TASK DIRECTIONS:
Every entry must be given again exactly.

※ ※ ※

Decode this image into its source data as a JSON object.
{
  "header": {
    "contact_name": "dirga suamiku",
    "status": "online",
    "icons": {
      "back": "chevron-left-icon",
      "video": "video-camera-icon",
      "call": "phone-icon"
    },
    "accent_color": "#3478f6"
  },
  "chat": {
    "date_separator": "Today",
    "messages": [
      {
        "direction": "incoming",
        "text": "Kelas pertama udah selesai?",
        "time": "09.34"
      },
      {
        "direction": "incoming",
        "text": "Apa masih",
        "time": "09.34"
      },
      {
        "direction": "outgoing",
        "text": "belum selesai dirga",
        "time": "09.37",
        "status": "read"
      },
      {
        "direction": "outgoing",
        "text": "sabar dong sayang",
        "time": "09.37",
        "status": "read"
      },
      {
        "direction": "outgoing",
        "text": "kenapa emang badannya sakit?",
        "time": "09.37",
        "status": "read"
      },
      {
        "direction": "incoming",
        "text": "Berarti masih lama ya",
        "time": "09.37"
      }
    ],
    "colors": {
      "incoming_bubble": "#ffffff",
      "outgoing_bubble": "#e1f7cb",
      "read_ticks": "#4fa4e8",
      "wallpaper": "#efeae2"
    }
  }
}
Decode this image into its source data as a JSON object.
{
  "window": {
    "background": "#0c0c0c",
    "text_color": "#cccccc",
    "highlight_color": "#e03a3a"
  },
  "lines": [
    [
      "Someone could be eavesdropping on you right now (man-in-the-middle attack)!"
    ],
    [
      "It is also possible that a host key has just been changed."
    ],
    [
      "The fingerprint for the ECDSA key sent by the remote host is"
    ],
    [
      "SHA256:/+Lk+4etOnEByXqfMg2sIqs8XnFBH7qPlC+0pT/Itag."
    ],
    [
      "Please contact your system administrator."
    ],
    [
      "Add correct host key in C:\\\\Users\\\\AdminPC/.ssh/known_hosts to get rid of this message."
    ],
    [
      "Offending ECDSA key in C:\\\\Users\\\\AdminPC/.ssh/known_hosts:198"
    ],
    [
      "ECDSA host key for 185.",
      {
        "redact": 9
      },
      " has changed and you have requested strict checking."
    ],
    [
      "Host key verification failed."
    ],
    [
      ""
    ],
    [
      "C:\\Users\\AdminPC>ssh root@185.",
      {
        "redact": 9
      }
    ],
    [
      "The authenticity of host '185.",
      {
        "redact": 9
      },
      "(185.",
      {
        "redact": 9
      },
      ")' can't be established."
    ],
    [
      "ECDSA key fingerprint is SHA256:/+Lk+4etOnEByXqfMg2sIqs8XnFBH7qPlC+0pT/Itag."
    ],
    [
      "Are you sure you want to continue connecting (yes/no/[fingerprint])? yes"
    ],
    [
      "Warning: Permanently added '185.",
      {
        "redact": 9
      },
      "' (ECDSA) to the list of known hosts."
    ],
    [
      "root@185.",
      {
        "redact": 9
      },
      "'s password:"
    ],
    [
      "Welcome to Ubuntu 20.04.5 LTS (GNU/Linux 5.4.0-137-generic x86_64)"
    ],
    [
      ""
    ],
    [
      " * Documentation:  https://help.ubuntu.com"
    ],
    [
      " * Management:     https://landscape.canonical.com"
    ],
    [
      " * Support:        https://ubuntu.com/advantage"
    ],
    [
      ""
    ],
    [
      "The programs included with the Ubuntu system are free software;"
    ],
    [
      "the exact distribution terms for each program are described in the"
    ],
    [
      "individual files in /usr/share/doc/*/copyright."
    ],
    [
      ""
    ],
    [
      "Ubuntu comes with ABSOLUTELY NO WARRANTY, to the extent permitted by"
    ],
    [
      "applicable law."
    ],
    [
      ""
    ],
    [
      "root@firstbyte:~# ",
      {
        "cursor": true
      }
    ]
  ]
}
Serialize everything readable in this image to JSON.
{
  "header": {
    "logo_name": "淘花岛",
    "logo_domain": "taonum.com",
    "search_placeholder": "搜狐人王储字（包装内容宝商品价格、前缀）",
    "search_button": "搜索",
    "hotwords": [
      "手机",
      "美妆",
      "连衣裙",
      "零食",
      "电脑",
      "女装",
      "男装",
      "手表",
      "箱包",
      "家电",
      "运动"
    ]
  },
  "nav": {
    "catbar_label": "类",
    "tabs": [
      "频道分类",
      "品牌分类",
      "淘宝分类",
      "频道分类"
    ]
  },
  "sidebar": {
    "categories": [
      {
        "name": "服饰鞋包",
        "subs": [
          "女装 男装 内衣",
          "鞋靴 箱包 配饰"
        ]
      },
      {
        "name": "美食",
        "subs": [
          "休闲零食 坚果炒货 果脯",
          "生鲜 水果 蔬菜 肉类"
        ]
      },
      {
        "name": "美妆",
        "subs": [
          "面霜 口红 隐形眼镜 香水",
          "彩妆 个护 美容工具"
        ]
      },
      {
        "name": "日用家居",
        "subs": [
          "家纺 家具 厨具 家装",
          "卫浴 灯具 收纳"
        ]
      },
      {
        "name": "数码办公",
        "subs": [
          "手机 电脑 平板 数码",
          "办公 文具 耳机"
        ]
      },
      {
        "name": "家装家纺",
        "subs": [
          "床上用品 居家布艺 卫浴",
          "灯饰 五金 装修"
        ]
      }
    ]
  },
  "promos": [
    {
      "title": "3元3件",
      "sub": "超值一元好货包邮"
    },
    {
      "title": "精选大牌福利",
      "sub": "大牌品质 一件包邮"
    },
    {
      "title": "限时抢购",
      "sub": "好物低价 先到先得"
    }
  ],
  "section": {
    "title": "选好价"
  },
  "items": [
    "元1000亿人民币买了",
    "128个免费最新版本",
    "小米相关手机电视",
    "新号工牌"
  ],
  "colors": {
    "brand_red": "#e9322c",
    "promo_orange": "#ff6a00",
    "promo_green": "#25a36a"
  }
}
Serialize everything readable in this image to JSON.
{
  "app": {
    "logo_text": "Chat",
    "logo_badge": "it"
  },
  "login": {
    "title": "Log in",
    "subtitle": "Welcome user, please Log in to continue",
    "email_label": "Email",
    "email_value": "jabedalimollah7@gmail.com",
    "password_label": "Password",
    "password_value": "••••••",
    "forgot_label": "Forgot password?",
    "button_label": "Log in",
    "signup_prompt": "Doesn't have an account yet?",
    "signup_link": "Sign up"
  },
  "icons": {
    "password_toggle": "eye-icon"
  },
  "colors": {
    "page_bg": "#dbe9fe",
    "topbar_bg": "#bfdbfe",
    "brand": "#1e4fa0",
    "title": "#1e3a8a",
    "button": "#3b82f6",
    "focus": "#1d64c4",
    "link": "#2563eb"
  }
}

※ ※ ※

FINISHED TASK:
Decode this image into its source data as a JSON object.
{
  "header": {
    "contact_name": "dirga suamiku",
    "status": "online",
    "icons": {
      "back": "chevron-left-icon",
      "video": "video-camera-icon",
      "call": "phone-icon"
    },
    "accent_color": "#3478f6"
  },
  "chat": {
    "date_separator": "Today",
    "messages": [
      {
        "direction": "incoming",
        "text": "Kelas pertama udah selesai?",
        "time": "09.34"
      },
      {
        "direction": "incoming",
        "text": "Apa masih",
        "time": "09.34"
      },
      {
        "direction": "outgoing",
        "text": "belum selesai dirga",
        "time": "09.37",
        "status": "read"
      },
      {
        "direction": "outgoing",
        "text": "sabar dong sayang",
        "time": "09.37",
        "status": "read"
      },
      {
        "direction": "outgoing",
        "text": "kenapa emang badannya sakit?",
        "time": "09.37",
        "status": "read"
      },
      {
        "direction": "incoming",
        "text": "Berarti masih lama ya",
        "time": "09.37"
      }
    ],
    "colors": {
      "incoming_bubble": "#ffffff",
      "outgoing_bubble": "#e1f7cb",
      "read_ticks": "#4fa4e8",
      "wallpaper": "#efeae2"
    }
  }
}
Decode this image into its source data as a JSON object.
{
  "window": {
    "background": "#0c0c0c",
    "text_color": "#cccccc",
    "highlight_color": "#e03a3a"
  },
  "lines": [
    [
      "Someone could be eavesdropping on you right now (man-in-the-middle attack)!"
    ],
    [
      "It is also possible that a host key has just been changed."
    ],
    [
      "The fingerprint for the ECDSA key sent by the remote host is"
    ],
    [
      "SHA256:/+Lk+4etOnEByXqfMg2sIqs8XnFBH7qPlC+0pT/Itag."
    ],
    [
      "Please contact your system administrator."
    ],
    [
      "Add correct host key in C:\\\\Users\\\\AdminPC/.ssh/known_hosts to get rid of this message."
    ],
    [
      "Offending ECDSA key in C:\\\\Users\\\\AdminPC/.ssh/known_hosts:198"
    ],
    [
      "ECDSA host key for 185.",
      {
        "redact": 9
      },
      " has changed and you have requested strict checking."
    ],
    [
      "Host key verification failed."
    ],
    [
      ""
    ],
    [
      "C:\\Users\\AdminPC>ssh root@185.",
      {
        "redact": 9
      }
    ],
    [
      "The authenticity of host '185.",
      {
        "redact": 9
      },
      "(185.",
      {
        "redact": 9
      },
      ")' can't be established."
    ],
    [
      "ECDSA key fingerprint is SHA256:/+Lk+4etOnEByXqfMg2sIqs8XnFBH7qPlC+0pT/Itag."
    ],
    [
      "Are you sure you want to continue connecting (yes/no/[fingerprint])? yes"
    ],
    [
      "Warning: Permanently added '185.",
      {
        "redact": 9
      },
      "' (ECDSA) to the list of known hosts."
    ],
    [
      "root@185.",
      {
        "redact": 9
      },
      "'s password:"
    ],
    [
      "Welcome to Ubuntu 20.04.5 LTS (GNU/Linux 5.4.0-137-generic x86_64)"
    ],
    [
      ""
    ],
    [
      " * Documentation:  https://help.ubuntu.com"
    ],
    [
      " * Management:     https://landscape.canonical.com"
    ],
    [
      " * Support:        https://ubuntu.com/advantage"
    ],
    [
      ""
    ],
    [
      "The programs included with the Ubuntu system are free software;"
    ],
    [
      "the exact distribution terms for each program are described in the"
    ],
    [
      "individual files in /usr/share/doc/*/copyright."
    ],
    [
      ""
    ],
    [
      "Ubuntu comes with ABSOLUTELY NO WARRANTY, to the extent permitted by"
    ],
    [
      "applicable law."
    ],
    [
      ""
    ],
    [
      "root@firstbyte:~# ",
      {
        "cursor": true
      }
    ]
  ]
}
Serialize everything readable in this image to JSON.
{
  "header": {
    "logo_name": "淘花岛",
    "logo_domain": "taonum.com",
    "search_placeholder": "搜狐人王储字（包装内容宝商品价格、前缀）",
    "search_button": "搜索",
    "hotwords": [
      "手机",
      "美妆",
      "连衣裙",
      "零食",
      "电脑",
      "女装",
      "男装",
      "手表",
      "箱包",
      "家电",
      "运动"
    ]
  },
  "nav": {
    "catbar_label": "类",
    "tabs": [
      "频道分类",
      "品牌分类",
      "淘宝分类",
      "频道分类"
    ]
  },
  "sidebar": {
    "categories": [
      {
        "name": "服饰鞋包",
        "subs": [
          "女装 男装 内衣",
          "鞋靴 箱包 配饰"
        ]
      },
      {
        "name": "美食",
        "subs": [
          "休闲零食 坚果炒货 果脯",
          "生鲜 水果 蔬菜 肉类"
        ]
      },
      {
        "name": "美妆",
        "subs": [
          "面霜 口红 隐形眼镜 香水",
          "彩妆 个护 美容工具"
        ]
      },
      {
        "name": "日用家居",
        "subs": [
          "家纺 家具 厨具 家装",
          "卫浴 灯具 收纳"
        ]
      },
      {
        "name": "数码办公",
        "subs": [
          "手机 电脑 平板 数码",
          "办公 文具 耳机"
        ]
      },
      {
        "name": "家装家纺",
        "subs": [
          "床上用品 居家布艺 卫浴",
          "灯饰 五金 装修"
        ]
      }
    ]
  },
  "promos": [
    {
      "title": "3元3件",
      "sub": "超值一元好货包邮"
    },
    {
      "title": "精选大牌福利",
      "sub": "大牌品质 一件包邮"
    },
    {
      "title": "限时抢购",
      "sub": "好物低价 先到先得"
    }
  ],
  "section": {
    "title": "选好价"
  },
  "items": [
    "元1000亿人民币买了",
    "128个免费最新版本",
    "小米相关手机电视",
    "新号工牌"
  ],
  "colors": {
    "brand_red": "#e9322c",
    "promo_orange": "#ff6a00",
    "promo_green": "#25a36a"
  }
}
Serialize everything readable in this image to JSON.
{
  "app": {
    "logo_text": "Chat",
    "logo_badge": "it"
  },
  "login": {
    "title": "Log in",
    "subtitle": "Welcome user, please Log in to continue",
    "email_label": "Email",
    "email_value": "jabedalimollah7@gmail.com",
    "password_label": "Password",
    "password_value": "••••••",
    "forgot_label": "Forgot password?",
    "button_label": "Log in",
    "signup_prompt": "Doesn't have an account yet?",
    "signup_link": "Sign up"
  },
  "icons": {
    "password_toggle": "eye-icon"
  },
  "colors": {
    "page_bg": "#dbe9fe",
    "topbar_bg": "#bfdbfe",
    "brand": "#1e4fa0",
    "title": "#1e3a8a",
    "button": "#3b82f6",
    "focus": "#1d64c4",
    "link": "#2563eb"
  }
}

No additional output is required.